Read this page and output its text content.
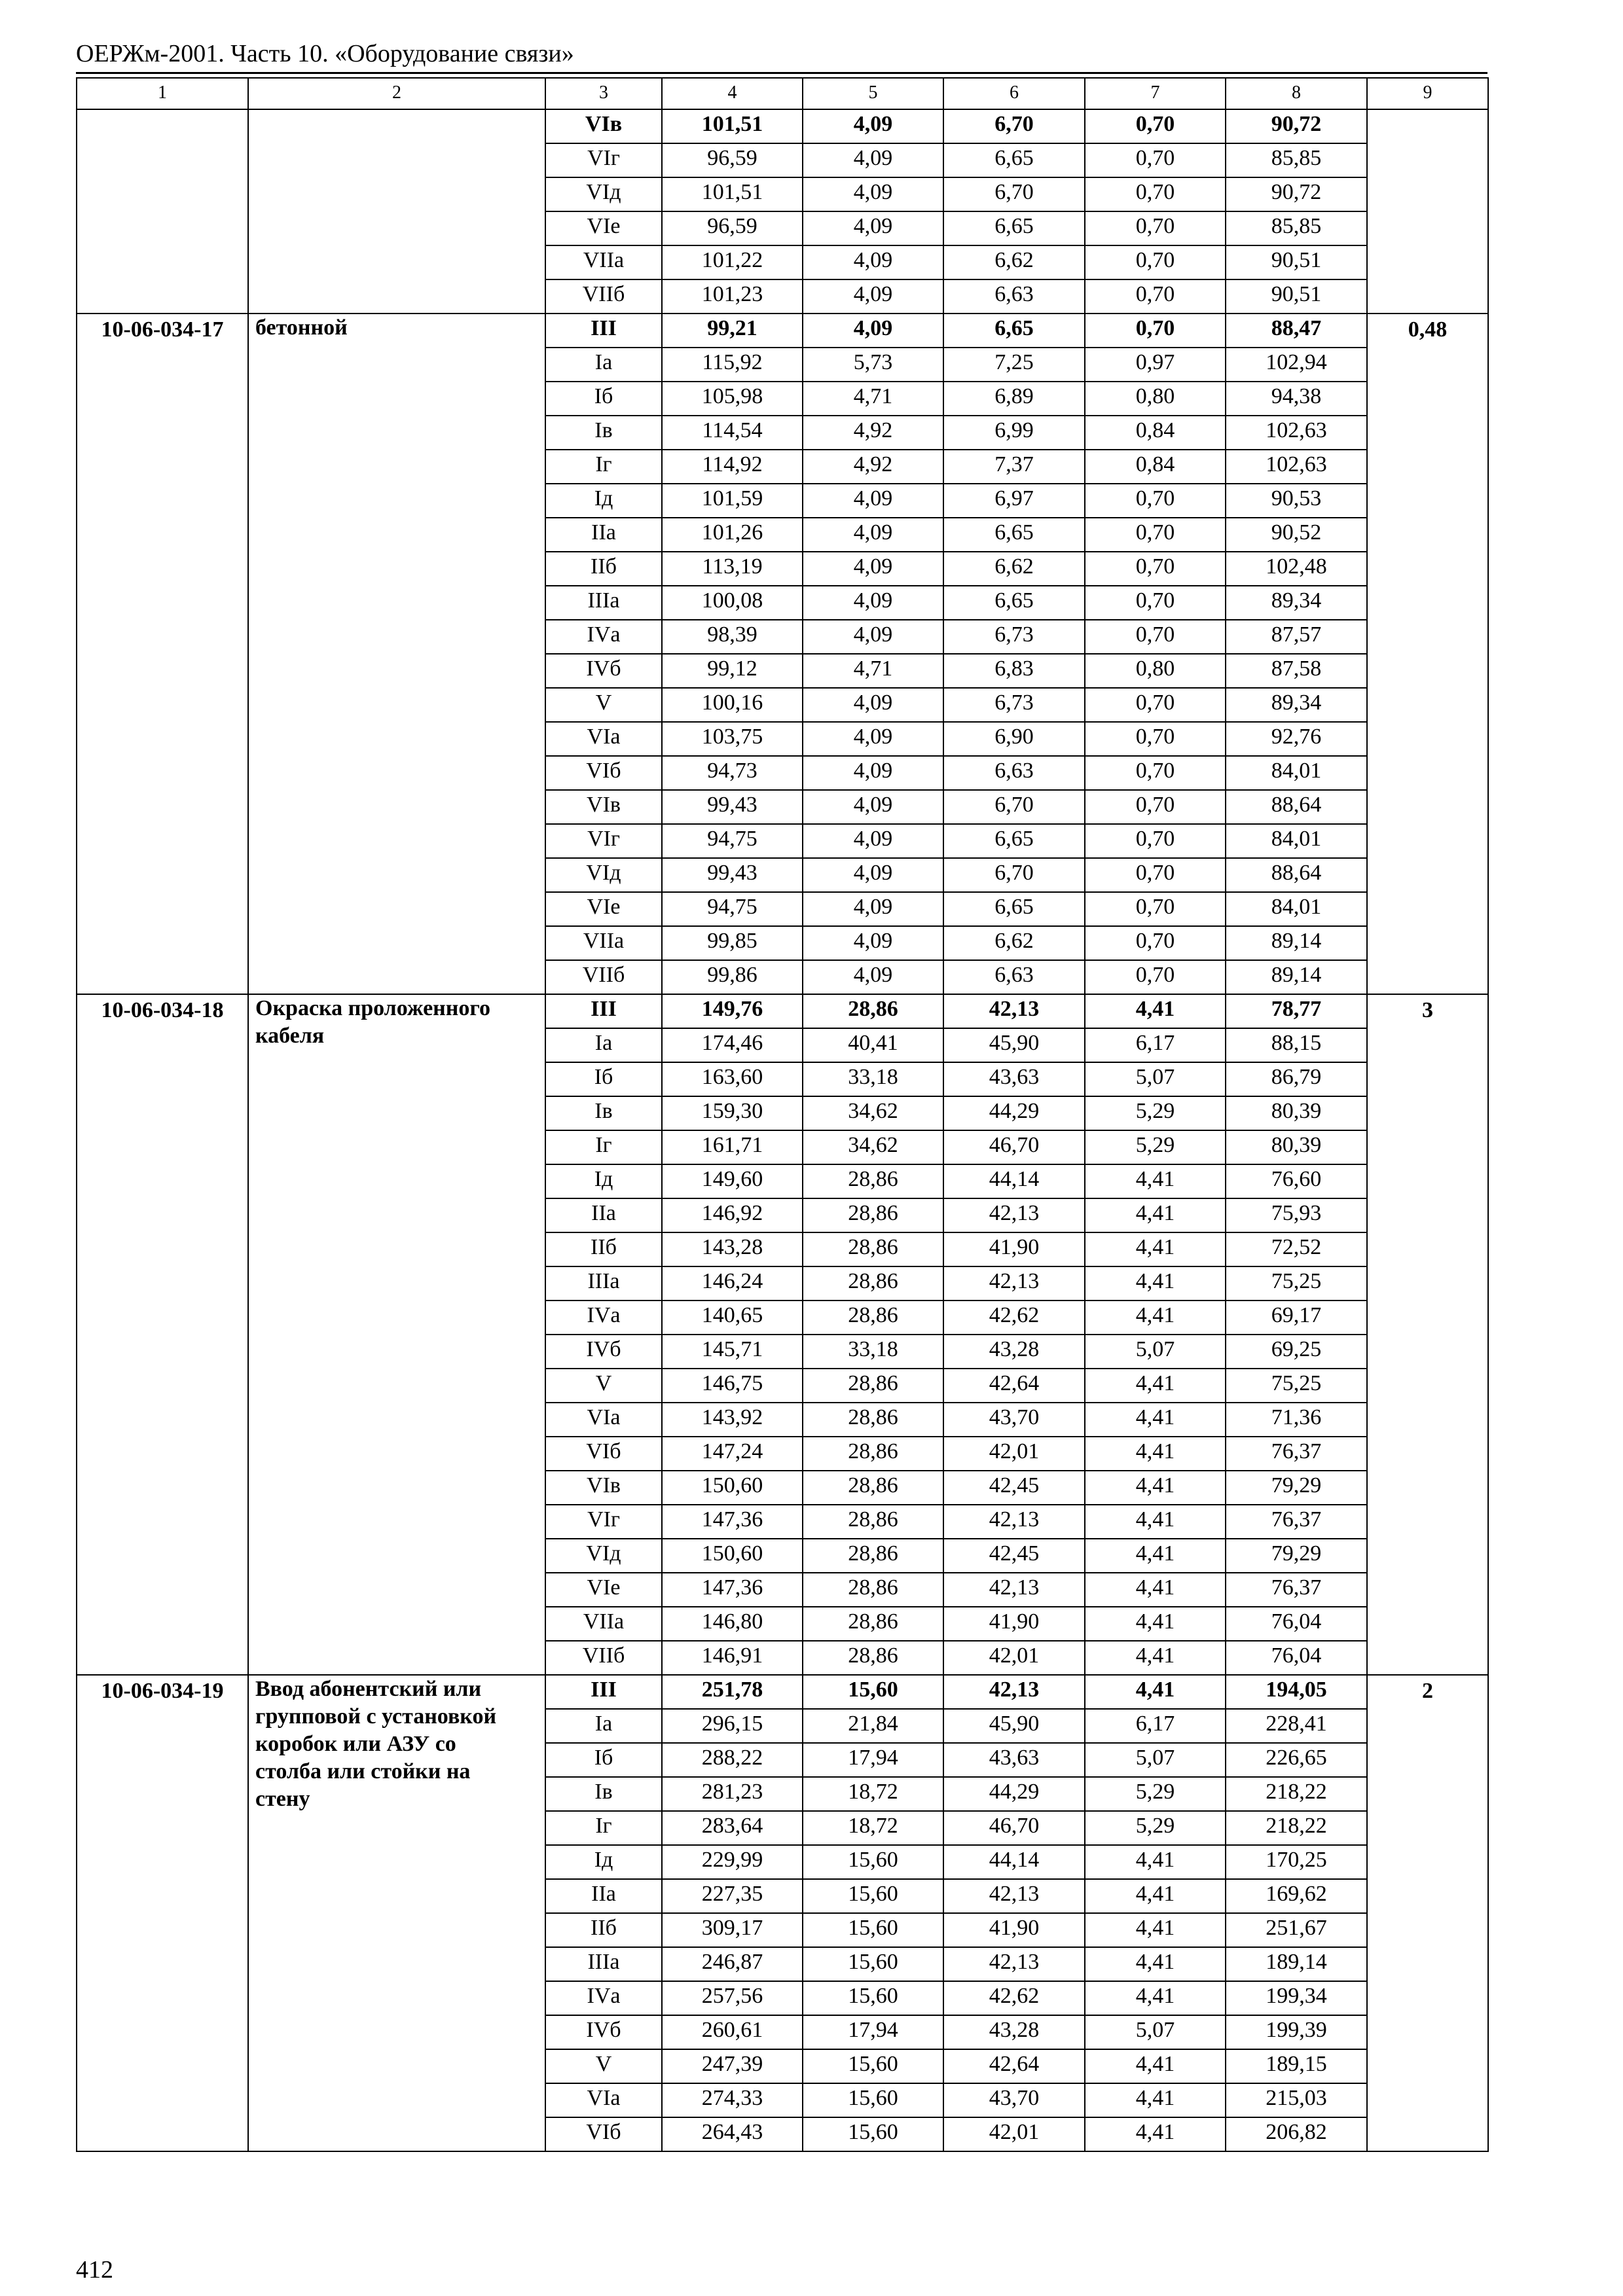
ОЕРЖм-2001. Часть 10. «Оборудование связи»
1	2	3	4	5	6	7	8	9
		VIв	101,51	4,09	6,70	0,70	90,72	
		VIг	96,59	4,09	6,65	0,70	85,85	
		VIд	101,51	4,09	6,70	0,70	90,72	
		VIе	96,59	4,09	6,65	0,70	85,85	
		VIIа	101,22	4,09	6,62	0,70	90,51	
		VIIб	101,23	4,09	6,63	0,70	90,51	
10-06-034-17	бетонной	III	99,21	4,09	6,65	0,70	88,47	0,48
		Iа	115,92	5,73	7,25	0,97	102,94	
		Iб	105,98	4,71	6,89	0,80	94,38	
		Iв	114,54	4,92	6,99	0,84	102,63	
		Iг	114,92	4,92	7,37	0,84	102,63	
		Iд	101,59	4,09	6,97	0,70	90,53	
		IIа	101,26	4,09	6,65	0,70	90,52	
		IIб	113,19	4,09	6,62	0,70	102,48	
		IIIа	100,08	4,09	6,65	0,70	89,34	
		IVа	98,39	4,09	6,73	0,70	87,57	
		IVб	99,12	4,71	6,83	0,80	87,58	
		V	100,16	4,09	6,73	0,70	89,34	
		VIа	103,75	4,09	6,90	0,70	92,76	
		VIб	94,73	4,09	6,63	0,70	84,01	
		VIв	99,43	4,09	6,70	0,70	88,64	
		VIг	94,75	4,09	6,65	0,70	84,01	
		VIд	99,43	4,09	6,70	0,70	88,64	
		VIе	94,75	4,09	6,65	0,70	84,01	
		VIIа	99,85	4,09	6,62	0,70	89,14	
		VIIб	99,86	4,09	6,63	0,70	89,14	
10-06-034-18	Окраска проложенного
кабеля	III	149,76	28,86	42,13	4,41	78,77	3
		Iа	174,46	40,41	45,90	6,17	88,15	
		Iб	163,60	33,18	43,63	5,07	86,79	
		Iв	159,30	34,62	44,29	5,29	80,39	
		Iг	161,71	34,62	46,70	5,29	80,39	
		Iд	149,60	28,86	44,14	4,41	76,60	
		IIа	146,92	28,86	42,13	4,41	75,93	
		IIб	143,28	28,86	41,90	4,41	72,52	
		IIIа	146,24	28,86	42,13	4,41	75,25	
		IVа	140,65	28,86	42,62	4,41	69,17	
		IVб	145,71	33,18	43,28	5,07	69,25	
		V	146,75	28,86	42,64	4,41	75,25	
		VIа	143,92	28,86	43,70	4,41	71,36	
		VIб	147,24	28,86	42,01	4,41	76,37	
		VIв	150,60	28,86	42,45	4,41	79,29	
		VIг	147,36	28,86	42,13	4,41	76,37	
		VIд	150,60	28,86	42,45	4,41	79,29	
		VIе	147,36	28,86	42,13	4,41	76,37	
		VIIа	146,80	28,86	41,90	4,41	76,04	
		VIIб	146,91	28,86	42,01	4,41	76,04	
10-06-034-19	Ввод абонентский или
групповой с установкой
коробок или АЗУ со
столба или стойки на
стену	III	251,78	15,60	42,13	4,41	194,05	2
		Iа	296,15	21,84	45,90	6,17	228,41	
		Iб	288,22	17,94	43,63	5,07	226,65	
		Iв	281,23	18,72	44,29	5,29	218,22	
		Iг	283,64	18,72	46,70	5,29	218,22	
		Iд	229,99	15,60	44,14	4,41	170,25	
		IIа	227,35	15,60	42,13	4,41	169,62	
		IIб	309,17	15,60	41,90	4,41	251,67	
		IIIа	246,87	15,60	42,13	4,41	189,14	
		IVа	257,56	15,60	42,62	4,41	199,34	
		IVб	260,61	17,94	43,28	5,07	199,39	
		V	247,39	15,60	42,64	4,41	189,15	
		VIа	274,33	15,60	43,70	4,41	215,03	
		VIб	264,43	15,60	42,01	4,41	206,82	
412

YOUR INSTRUCTIONS:
The records above must be transcribed exactly. Pictures are left out of the copy.

FINAL RESULT:
Read this page and output its text content.
ОЕРЖм-2001. Часть 10. «Оборудование связи»
1	2	3	4	5	6	7	8	9
		VIв	101,51	4,09	6,70	0,70	90,72	
		VIг	96,59	4,09	6,65	0,70	85,85	
		VIд	101,51	4,09	6,70	0,70	90,72	
		VIе	96,59	4,09	6,65	0,70	85,85	
		VIIа	101,22	4,09	6,62	0,70	90,51	
		VIIб	101,23	4,09	6,63	0,70	90,51	
10-06-034-17	бетонной	III	99,21	4,09	6,65	0,70	88,47	0,48
		Iа	115,92	5,73	7,25	0,97	102,94	
		Iб	105,98	4,71	6,89	0,80	94,38	
		Iв	114,54	4,92	6,99	0,84	102,63	
		Iг	114,92	4,92	7,37	0,84	102,63	
		Iд	101,59	4,09	6,97	0,70	90,53	
		IIа	101,26	4,09	6,65	0,70	90,52	
		IIб	113,19	4,09	6,62	0,70	102,48	
		IIIа	100,08	4,09	6,65	0,70	89,34	
		IVа	98,39	4,09	6,73	0,70	87,57	
		IVб	99,12	4,71	6,83	0,80	87,58	
		V	100,16	4,09	6,73	0,70	89,34	
		VIа	103,75	4,09	6,90	0,70	92,76	
		VIб	94,73	4,09	6,63	0,70	84,01	
		VIв	99,43	4,09	6,70	0,70	88,64	
		VIг	94,75	4,09	6,65	0,70	84,01	
		VIд	99,43	4,09	6,70	0,70	88,64	
		VIе	94,75	4,09	6,65	0,70	84,01	
		VIIа	99,85	4,09	6,62	0,70	89,14	
		VIIб	99,86	4,09	6,63	0,70	89,14	
10-06-034-18	Окраска проложенного
кабеля	III	149,76	28,86	42,13	4,41	78,77	3
		Iа	174,46	40,41	45,90	6,17	88,15	
		Iб	163,60	33,18	43,63	5,07	86,79	
		Iв	159,30	34,62	44,29	5,29	80,39	
		Iг	161,71	34,62	46,70	5,29	80,39	
		Iд	149,60	28,86	44,14	4,41	76,60	
		IIа	146,92	28,86	42,13	4,41	75,93	
		IIб	143,28	28,86	41,90	4,41	72,52	
		IIIа	146,24	28,86	42,13	4,41	75,25	
		IVа	140,65	28,86	42,62	4,41	69,17	
		IVб	145,71	33,18	43,28	5,07	69,25	
		V	146,75	28,86	42,64	4,41	75,25	
		VIа	143,92	28,86	43,70	4,41	71,36	
		VIб	147,24	28,86	42,01	4,41	76,37	
		VIв	150,60	28,86	42,45	4,41	79,29	
		VIг	147,36	28,86	42,13	4,41	76,37	
		VIд	150,60	28,86	42,45	4,41	79,29	
		VIе	147,36	28,86	42,13	4,41	76,37	
		VIIа	146,80	28,86	41,90	4,41	76,04	
		VIIб	146,91	28,86	42,01	4,41	76,04	
10-06-034-19	Ввод абонентский или
групповой с установкой
коробок или АЗУ со
столба или стойки на
стену	III	251,78	15,60	42,13	4,41	194,05	2
		Iа	296,15	21,84	45,90	6,17	228,41	
		Iб	288,22	17,94	43,63	5,07	226,65	
		Iв	281,23	18,72	44,29	5,29	218,22	
		Iг	283,64	18,72	46,70	5,29	218,22	
		Iд	229,99	15,60	44,14	4,41	170,25	
		IIа	227,35	15,60	42,13	4,41	169,62	
		IIб	309,17	15,60	41,90	4,41	251,67	
		IIIа	246,87	15,60	42,13	4,41	189,14	
		IVа	257,56	15,60	42,62	4,41	199,34	
		IVб	260,61	17,94	43,28	5,07	199,39	
		V	247,39	15,60	42,64	4,41	189,15	
		VIа	274,33	15,60	43,70	4,41	215,03	
		VIб	264,43	15,60	42,01	4,41	206,82	
412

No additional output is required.